**Exercise directions:** Every entry must be given again exactly.

**Listed entries:**
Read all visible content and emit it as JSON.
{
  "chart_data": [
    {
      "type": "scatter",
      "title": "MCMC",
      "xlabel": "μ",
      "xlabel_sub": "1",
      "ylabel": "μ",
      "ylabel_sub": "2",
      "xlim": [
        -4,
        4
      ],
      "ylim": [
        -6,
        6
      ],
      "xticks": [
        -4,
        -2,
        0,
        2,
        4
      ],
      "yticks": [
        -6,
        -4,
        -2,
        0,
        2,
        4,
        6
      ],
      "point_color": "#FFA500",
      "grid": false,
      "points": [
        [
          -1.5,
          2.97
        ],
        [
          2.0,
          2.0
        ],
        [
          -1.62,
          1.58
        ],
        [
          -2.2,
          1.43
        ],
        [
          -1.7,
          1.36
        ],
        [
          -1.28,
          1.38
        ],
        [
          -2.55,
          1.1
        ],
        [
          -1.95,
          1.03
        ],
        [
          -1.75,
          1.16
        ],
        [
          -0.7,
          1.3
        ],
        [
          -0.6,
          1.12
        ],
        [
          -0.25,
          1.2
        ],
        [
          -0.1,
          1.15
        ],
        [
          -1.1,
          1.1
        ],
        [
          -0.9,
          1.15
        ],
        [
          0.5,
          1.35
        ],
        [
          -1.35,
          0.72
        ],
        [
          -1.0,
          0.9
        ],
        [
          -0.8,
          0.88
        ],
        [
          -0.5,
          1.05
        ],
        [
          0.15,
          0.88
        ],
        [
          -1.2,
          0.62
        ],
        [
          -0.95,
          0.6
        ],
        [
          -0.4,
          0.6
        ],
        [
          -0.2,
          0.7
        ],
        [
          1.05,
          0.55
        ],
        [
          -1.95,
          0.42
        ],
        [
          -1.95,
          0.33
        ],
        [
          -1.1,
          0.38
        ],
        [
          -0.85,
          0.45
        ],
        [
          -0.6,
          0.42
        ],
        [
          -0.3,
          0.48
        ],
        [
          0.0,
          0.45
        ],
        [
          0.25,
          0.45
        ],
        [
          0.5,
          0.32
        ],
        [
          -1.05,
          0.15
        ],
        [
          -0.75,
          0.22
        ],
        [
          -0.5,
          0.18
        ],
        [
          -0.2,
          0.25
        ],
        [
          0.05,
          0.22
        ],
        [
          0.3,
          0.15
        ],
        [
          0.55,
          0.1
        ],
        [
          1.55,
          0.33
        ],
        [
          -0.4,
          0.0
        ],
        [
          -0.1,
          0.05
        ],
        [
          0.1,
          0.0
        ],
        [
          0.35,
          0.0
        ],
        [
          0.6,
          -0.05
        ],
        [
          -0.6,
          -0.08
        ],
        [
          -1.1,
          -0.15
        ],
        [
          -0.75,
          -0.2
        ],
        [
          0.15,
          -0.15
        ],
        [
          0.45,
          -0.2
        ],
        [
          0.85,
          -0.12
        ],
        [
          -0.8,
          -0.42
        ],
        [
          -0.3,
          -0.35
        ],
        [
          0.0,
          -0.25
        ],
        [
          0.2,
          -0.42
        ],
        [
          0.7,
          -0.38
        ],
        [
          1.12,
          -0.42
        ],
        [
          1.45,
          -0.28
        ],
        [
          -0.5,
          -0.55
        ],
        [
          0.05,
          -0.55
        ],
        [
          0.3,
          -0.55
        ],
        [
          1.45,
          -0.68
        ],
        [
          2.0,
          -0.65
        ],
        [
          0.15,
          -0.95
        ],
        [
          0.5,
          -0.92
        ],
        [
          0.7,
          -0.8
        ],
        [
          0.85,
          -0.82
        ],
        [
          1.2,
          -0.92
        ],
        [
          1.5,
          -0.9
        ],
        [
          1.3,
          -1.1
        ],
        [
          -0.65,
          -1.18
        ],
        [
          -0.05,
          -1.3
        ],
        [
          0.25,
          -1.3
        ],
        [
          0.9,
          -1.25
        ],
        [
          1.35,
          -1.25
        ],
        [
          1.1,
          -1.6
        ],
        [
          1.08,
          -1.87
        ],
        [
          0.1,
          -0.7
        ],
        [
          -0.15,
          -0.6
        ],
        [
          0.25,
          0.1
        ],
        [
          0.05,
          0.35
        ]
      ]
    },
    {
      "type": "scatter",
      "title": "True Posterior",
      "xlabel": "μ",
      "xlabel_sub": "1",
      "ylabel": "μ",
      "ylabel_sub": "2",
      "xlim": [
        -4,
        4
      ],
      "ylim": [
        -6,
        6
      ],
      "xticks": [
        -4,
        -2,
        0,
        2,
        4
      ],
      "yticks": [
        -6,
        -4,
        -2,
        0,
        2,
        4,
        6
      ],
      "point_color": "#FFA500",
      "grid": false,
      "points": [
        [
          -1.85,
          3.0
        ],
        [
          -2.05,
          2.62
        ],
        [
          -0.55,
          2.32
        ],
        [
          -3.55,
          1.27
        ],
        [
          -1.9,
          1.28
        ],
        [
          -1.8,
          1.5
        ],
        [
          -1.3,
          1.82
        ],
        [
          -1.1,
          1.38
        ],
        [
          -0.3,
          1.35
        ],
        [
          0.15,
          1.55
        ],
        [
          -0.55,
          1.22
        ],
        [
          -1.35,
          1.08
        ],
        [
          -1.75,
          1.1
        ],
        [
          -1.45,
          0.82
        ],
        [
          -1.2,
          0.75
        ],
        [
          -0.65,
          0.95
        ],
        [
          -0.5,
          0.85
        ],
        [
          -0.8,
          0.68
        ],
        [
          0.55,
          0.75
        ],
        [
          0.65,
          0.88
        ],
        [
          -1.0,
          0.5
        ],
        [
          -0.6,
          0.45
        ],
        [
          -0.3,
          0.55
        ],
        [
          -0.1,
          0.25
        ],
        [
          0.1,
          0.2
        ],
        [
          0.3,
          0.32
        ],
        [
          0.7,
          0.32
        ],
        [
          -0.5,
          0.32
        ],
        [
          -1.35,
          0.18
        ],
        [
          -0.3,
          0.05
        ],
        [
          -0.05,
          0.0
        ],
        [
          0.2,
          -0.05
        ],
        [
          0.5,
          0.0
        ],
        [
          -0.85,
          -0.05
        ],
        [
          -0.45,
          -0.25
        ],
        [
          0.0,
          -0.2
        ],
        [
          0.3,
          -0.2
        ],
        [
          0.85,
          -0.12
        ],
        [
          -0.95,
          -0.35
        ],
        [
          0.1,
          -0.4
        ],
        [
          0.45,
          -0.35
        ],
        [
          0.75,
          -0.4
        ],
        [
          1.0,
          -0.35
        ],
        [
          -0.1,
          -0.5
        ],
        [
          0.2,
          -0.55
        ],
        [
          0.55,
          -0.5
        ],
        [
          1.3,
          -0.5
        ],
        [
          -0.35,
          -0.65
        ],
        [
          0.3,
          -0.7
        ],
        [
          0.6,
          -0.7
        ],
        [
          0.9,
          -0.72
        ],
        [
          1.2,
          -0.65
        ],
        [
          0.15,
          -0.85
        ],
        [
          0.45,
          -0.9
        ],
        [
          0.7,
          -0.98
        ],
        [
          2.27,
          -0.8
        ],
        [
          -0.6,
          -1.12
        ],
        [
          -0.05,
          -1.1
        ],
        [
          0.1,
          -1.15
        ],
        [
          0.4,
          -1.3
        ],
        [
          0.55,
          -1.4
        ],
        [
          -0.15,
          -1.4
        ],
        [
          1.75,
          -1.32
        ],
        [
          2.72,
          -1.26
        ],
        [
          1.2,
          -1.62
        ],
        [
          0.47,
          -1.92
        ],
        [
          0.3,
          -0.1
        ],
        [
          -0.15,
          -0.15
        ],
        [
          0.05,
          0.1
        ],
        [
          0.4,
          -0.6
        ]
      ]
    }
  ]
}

**Full response:**
Read all visible content and emit it as JSON.
{
  "chart_data": [
    {
      "type": "scatter",
      "title": "MCMC",
      "xlabel": "μ",
      "xlabel_sub": "1",
      "ylabel": "μ",
      "ylabel_sub": "2",
      "xlim": [
        -4,
        4
      ],
      "ylim": [
        -6,
        6
      ],
      "xticks": [
        -4,
        -2,
        0,
        2,
        4
      ],
      "yticks": [
        -6,
        -4,
        -2,
        0,
        2,
        4,
        6
      ],
      "point_color": "#FFA500",
      "grid": false,
      "points": [
        [
          -1.5,
          2.97
        ],
        [
          2.0,
          2.0
        ],
        [
          -1.62,
          1.58
        ],
        [
          -2.2,
          1.43
        ],
        [
          -1.7,
          1.36
        ],
        [
          -1.28,
          1.38
        ],
        [
          -2.55,
          1.1
        ],
        [
          -1.95,
          1.03
        ],
        [
          -1.75,
          1.16
        ],
        [
          -0.7,
          1.3
        ],
        [
          -0.6,
          1.12
        ],
        [
          -0.25,
          1.2
        ],
        [
          -0.1,
          1.15
        ],
        [
          -1.1,
          1.1
        ],
        [
          -0.9,
          1.15
        ],
        [
          0.5,
          1.35
        ],
        [
          -1.35,
          0.72
        ],
        [
          -1.0,
          0.9
        ],
        [
          -0.8,
          0.88
        ],
        [
          -0.5,
          1.05
        ],
        [
          0.15,
          0.88
        ],
        [
          -1.2,
          0.62
        ],
        [
          -0.95,
          0.6
        ],
        [
          -0.4,
          0.6
        ],
        [
          -0.2,
          0.7
        ],
        [
          1.05,
          0.55
        ],
        [
          -1.95,
          0.42
        ],
        [
          -1.95,
          0.33
        ],
        [
          -1.1,
          0.38
        ],
        [
          -0.85,
          0.45
        ],
        [
          -0.6,
          0.42
        ],
        [
          -0.3,
          0.48
        ],
        [
          0.0,
          0.45
        ],
        [
          0.25,
          0.45
        ],
        [
          0.5,
          0.32
        ],
        [
          -1.05,
          0.15
        ],
        [
          -0.75,
          0.22
        ],
        [
          -0.5,
          0.18
        ],
        [
          -0.2,
          0.25
        ],
        [
          0.05,
          0.22
        ],
        [
          0.3,
          0.15
        ],
        [
          0.55,
          0.1
        ],
        [
          1.55,
          0.33
        ],
        [
          -0.4,
          0.0
        ],
        [
          -0.1,
          0.05
        ],
        [
          0.1,
          0.0
        ],
        [
          0.35,
          0.0
        ],
        [
          0.6,
          -0.05
        ],
        [
          -0.6,
          -0.08
        ],
        [
          -1.1,
          -0.15
        ],
        [
          -0.75,
          -0.2
        ],
        [
          0.15,
          -0.15
        ],
        [
          0.45,
          -0.2
        ],
        [
          0.85,
          -0.12
        ],
        [
          -0.8,
          -0.42
        ],
        [
          -0.3,
          -0.35
        ],
        [
          0.0,
          -0.25
        ],
        [
          0.2,
          -0.42
        ],
        [
          0.7,
          -0.38
        ],
        [
          1.12,
          -0.42
        ],
        [
          1.45,
          -0.28
        ],
        [
          -0.5,
          -0.55
        ],
        [
          0.05,
          -0.55
        ],
        [
          0.3,
          -0.55
        ],
        [
          1.45,
          -0.68
        ],
        [
          2.0,
          -0.65
        ],
        [
          0.15,
          -0.95
        ],
        [
          0.5,
          -0.92
        ],
        [
          0.7,
          -0.8
        ],
        [
          0.85,
          -0.82
        ],
        [
          1.2,
          -0.92
        ],
        [
          1.5,
          -0.9
        ],
        [
          1.3,
          -1.1
        ],
        [
          -0.65,
          -1.18
        ],
        [
          -0.05,
          -1.3
        ],
        [
          0.25,
          -1.3
        ],
        [
          0.9,
          -1.25
        ],
        [
          1.35,
          -1.25
        ],
        [
          1.1,
          -1.6
        ],
        [
          1.08,
          -1.87
        ],
        [
          0.1,
          -0.7
        ],
        [
          -0.15,
          -0.6
        ],
        [
          0.25,
          0.1
        ],
        [
          0.05,
          0.35
        ]
      ]
    },
    {
      "type": "scatter",
      "title": "True Posterior",
      "xlabel": "μ",
      "xlabel_sub": "1",
      "ylabel": "μ",
      "ylabel_sub": "2",
      "xlim": [
        -4,
        4
      ],
      "ylim": [
        -6,
        6
      ],
      "xticks": [
        -4,
        -2,
        0,
        2,
        4
      ],
      "yticks": [
        -6,
        -4,
        -2,
        0,
        2,
        4,
        6
      ],
      "point_color": "#FFA500",
      "grid": false,
      "points": [
        [
          -1.85,
          3.0
        ],
        [
          -2.05,
          2.62
        ],
        [
          -0.55,
          2.32
        ],
        [
          -3.55,
          1.27
        ],
        [
          -1.9,
          1.28
        ],
        [
          -1.8,
          1.5
        ],
        [
          -1.3,
          1.82
        ],
        [
          -1.1,
          1.38
        ],
        [
          -0.3,
          1.35
        ],
        [
          0.15,
          1.55
        ],
        [
          -0.55,
          1.22
        ],
        [
          -1.35,
          1.08
        ],
        [
          -1.75,
          1.1
        ],
        [
          -1.45,
          0.82
        ],
        [
          -1.2,
          0.75
        ],
        [
          -0.65,
          0.95
        ],
        [
          -0.5,
          0.85
        ],
        [
          -0.8,
          0.68
        ],
        [
          0.55,
          0.75
        ],
        [
          0.65,
          0.88
        ],
        [
          -1.0,
          0.5
        ],
        [
          -0.6,
          0.45
        ],
        [
          -0.3,
          0.55
        ],
        [
          -0.1,
          0.25
        ],
        [
          0.1,
          0.2
        ],
        [
          0.3,
          0.32
        ],
        [
          0.7,
          0.32
        ],
        [
          -0.5,
          0.32
        ],
        [
          -1.35,
          0.18
        ],
        [
          -0.3,
          0.05
        ],
        [
          -0.05,
          0.0
        ],
        [
          0.2,
          -0.05
        ],
        [
          0.5,
          0.0
        ],
        [
          -0.85,
          -0.05
        ],
        [
          -0.45,
          -0.25
        ],
        [
          0.0,
          -0.2
        ],
        [
          0.3,
          -0.2
        ],
        [
          0.85,
          -0.12
        ],
        [
          -0.95,
          -0.35
        ],
        [
          0.1,
          -0.4
        ],
        [
          0.45,
          -0.35
        ],
        [
          0.75,
          -0.4
        ],
        [
          1.0,
          -0.35
        ],
        [
          -0.1,
          -0.5
        ],
        [
          0.2,
          -0.55
        ],
        [
          0.55,
          -0.5
        ],
        [
          1.3,
          -0.5
        ],
        [
          -0.35,
          -0.65
        ],
        [
          0.3,
          -0.7
        ],
        [
          0.6,
          -0.7
        ],
        [
          0.9,
          -0.72
        ],
        [
          1.2,
          -0.65
        ],
        [
          0.15,
          -0.85
        ],
        [
          0.45,
          -0.9
        ],
        [
          0.7,
          -0.98
        ],
        [
          2.27,
          -0.8
        ],
        [
          -0.6,
          -1.12
        ],
        [
          -0.05,
          -1.1
        ],
        [
          0.1,
          -1.15
        ],
        [
          0.4,
          -1.3
        ],
        [
          0.55,
          -1.4
        ],
        [
          -0.15,
          -1.4
        ],
        [
          1.75,
          -1.32
        ],
        [
          2.72,
          -1.26
        ],
        [
          1.2,
          -1.62
        ],
        [
          0.47,
          -1.92
        ],
        [
          0.3,
          -0.1
        ],
        [
          -0.15,
          -0.15
        ],
        [
          0.05,
          0.1
        ],
        [
          0.4,
          -0.6
        ]
      ]
    }
  ]
}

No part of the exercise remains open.